### What is expected
In the material below, the lines containing the word "Width" are required; copy each of them.

### Records
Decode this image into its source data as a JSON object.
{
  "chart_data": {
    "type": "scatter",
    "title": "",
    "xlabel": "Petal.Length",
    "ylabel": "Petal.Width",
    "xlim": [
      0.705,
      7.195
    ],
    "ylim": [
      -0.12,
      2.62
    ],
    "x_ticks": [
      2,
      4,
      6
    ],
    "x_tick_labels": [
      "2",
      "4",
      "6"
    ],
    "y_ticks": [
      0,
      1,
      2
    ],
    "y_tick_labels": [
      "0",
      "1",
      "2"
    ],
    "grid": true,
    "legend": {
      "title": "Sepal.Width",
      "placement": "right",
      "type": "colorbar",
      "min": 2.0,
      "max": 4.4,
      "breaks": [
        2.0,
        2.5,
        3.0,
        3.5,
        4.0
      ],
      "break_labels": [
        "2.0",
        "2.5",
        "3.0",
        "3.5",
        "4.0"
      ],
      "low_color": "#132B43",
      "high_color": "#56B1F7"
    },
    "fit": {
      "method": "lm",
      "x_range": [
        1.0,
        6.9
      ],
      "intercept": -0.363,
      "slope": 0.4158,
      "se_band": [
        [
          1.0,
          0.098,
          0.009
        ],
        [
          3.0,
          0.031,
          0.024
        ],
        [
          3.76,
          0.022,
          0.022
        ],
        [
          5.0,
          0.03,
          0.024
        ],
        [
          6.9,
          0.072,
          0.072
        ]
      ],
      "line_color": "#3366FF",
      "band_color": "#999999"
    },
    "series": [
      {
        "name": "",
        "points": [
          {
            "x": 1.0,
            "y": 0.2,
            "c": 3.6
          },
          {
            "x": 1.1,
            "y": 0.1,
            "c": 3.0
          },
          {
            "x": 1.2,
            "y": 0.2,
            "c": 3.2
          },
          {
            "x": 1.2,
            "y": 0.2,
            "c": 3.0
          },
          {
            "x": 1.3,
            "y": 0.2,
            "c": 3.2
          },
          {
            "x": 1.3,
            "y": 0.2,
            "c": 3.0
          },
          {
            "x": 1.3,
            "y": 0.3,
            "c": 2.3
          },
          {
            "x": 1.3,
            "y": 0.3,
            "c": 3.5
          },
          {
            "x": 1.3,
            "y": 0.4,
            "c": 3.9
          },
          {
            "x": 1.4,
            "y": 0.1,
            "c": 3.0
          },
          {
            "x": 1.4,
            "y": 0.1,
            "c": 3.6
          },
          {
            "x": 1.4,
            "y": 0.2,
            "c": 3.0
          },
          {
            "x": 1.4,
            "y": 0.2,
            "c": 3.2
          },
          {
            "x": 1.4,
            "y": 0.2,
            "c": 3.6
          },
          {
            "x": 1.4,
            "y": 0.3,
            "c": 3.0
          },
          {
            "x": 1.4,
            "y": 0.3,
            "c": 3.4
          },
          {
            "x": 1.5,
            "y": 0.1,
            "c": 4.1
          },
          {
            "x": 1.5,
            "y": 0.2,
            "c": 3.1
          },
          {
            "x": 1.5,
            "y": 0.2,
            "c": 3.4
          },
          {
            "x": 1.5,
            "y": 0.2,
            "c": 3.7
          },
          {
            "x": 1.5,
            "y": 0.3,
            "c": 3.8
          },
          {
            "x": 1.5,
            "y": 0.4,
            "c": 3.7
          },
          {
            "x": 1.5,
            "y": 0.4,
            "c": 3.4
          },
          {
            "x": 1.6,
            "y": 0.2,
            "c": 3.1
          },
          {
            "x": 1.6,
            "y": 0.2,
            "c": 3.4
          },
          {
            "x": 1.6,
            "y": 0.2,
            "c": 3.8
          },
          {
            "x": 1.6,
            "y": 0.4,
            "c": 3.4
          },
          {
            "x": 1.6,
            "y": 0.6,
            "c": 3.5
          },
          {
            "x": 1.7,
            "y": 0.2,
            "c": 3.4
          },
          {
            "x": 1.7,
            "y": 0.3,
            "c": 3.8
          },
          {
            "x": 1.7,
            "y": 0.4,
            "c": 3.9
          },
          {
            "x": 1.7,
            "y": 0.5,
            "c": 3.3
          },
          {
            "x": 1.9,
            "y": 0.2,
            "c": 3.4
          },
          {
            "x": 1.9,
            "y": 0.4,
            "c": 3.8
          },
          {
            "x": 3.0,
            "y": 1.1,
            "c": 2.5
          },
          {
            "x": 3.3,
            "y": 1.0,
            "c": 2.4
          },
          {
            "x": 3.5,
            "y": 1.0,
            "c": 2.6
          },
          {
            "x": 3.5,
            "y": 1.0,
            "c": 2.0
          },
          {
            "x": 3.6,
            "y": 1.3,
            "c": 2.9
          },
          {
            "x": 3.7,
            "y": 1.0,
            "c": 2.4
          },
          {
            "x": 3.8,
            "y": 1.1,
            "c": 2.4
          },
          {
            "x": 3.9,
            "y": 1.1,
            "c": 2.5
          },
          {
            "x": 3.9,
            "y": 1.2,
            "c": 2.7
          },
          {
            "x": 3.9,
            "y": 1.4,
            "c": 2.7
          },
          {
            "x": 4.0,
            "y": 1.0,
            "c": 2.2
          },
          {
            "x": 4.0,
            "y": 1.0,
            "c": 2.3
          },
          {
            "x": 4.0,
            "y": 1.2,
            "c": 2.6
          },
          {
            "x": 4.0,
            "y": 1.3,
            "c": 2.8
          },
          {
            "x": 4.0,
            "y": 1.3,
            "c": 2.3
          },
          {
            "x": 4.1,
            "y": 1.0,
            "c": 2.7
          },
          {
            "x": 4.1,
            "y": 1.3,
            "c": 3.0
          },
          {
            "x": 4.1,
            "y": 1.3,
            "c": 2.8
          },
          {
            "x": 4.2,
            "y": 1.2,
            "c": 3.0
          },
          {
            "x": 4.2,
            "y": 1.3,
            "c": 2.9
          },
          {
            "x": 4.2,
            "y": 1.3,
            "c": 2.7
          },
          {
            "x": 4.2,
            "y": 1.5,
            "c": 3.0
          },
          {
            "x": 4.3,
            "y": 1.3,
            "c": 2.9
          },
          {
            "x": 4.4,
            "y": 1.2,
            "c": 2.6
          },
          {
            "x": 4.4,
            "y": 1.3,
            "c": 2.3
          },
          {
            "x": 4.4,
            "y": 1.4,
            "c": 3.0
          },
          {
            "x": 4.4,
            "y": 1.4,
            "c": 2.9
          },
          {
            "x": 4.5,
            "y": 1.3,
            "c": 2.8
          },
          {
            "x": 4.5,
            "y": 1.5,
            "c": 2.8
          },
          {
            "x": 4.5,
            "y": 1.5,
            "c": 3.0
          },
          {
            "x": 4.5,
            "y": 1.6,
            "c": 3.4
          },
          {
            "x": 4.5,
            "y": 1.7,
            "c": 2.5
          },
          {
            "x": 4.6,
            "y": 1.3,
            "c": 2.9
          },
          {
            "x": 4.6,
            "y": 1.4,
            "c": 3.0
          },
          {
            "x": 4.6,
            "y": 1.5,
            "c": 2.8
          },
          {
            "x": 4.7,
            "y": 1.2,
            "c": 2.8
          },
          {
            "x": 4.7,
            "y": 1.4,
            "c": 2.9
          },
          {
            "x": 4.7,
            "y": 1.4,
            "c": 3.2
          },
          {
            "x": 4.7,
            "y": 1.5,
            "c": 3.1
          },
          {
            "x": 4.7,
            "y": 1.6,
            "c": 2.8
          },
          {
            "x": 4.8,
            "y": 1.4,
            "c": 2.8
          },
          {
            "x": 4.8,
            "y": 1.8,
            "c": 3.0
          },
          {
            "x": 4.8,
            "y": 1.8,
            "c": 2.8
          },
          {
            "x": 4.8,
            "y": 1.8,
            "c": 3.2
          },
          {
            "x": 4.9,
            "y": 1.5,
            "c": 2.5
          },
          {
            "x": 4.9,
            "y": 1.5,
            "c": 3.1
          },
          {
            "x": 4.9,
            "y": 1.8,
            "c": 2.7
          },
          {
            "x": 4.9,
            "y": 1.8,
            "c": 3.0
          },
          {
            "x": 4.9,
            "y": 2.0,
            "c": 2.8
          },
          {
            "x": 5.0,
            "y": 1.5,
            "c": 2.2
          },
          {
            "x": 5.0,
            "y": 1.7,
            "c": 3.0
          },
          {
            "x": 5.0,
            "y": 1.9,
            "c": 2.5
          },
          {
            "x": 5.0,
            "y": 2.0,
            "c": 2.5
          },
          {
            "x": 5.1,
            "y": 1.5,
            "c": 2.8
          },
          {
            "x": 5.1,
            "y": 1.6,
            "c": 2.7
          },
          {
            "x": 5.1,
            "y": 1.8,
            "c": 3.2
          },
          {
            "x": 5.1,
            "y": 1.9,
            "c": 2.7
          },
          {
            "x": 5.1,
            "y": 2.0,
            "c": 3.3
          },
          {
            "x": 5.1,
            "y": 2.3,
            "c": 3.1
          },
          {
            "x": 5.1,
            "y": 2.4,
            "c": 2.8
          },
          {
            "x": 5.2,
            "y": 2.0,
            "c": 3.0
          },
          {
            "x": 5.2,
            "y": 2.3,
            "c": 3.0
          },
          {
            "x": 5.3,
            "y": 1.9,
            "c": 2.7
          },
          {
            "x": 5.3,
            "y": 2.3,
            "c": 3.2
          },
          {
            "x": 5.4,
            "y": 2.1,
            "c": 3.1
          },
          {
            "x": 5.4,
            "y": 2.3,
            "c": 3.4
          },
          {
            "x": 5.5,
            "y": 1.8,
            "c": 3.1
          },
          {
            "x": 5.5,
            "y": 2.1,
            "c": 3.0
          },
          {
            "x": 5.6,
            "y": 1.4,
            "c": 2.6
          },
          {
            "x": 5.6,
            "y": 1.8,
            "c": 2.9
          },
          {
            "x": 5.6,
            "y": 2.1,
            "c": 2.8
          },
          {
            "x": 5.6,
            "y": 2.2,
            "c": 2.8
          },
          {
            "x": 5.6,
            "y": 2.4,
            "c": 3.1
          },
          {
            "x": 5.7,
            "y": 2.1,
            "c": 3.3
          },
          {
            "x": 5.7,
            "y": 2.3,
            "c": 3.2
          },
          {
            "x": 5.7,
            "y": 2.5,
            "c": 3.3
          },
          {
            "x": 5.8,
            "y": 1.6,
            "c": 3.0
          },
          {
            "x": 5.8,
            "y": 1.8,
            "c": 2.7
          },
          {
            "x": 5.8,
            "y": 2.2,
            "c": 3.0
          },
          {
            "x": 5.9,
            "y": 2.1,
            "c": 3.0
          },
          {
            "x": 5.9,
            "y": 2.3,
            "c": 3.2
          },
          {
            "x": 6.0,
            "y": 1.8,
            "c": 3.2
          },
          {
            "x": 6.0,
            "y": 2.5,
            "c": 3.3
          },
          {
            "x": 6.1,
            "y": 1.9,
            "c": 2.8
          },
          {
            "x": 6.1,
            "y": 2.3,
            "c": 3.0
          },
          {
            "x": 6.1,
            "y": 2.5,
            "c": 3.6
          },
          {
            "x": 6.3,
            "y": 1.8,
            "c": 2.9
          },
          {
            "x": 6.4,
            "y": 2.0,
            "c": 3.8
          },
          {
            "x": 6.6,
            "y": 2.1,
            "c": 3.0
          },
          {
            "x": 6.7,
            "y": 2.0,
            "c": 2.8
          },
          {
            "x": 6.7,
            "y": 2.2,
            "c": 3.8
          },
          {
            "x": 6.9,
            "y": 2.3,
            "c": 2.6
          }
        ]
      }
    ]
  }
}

### Final answer
    "ylabel": "Petal.Width",
      "title": "Sepal.Width",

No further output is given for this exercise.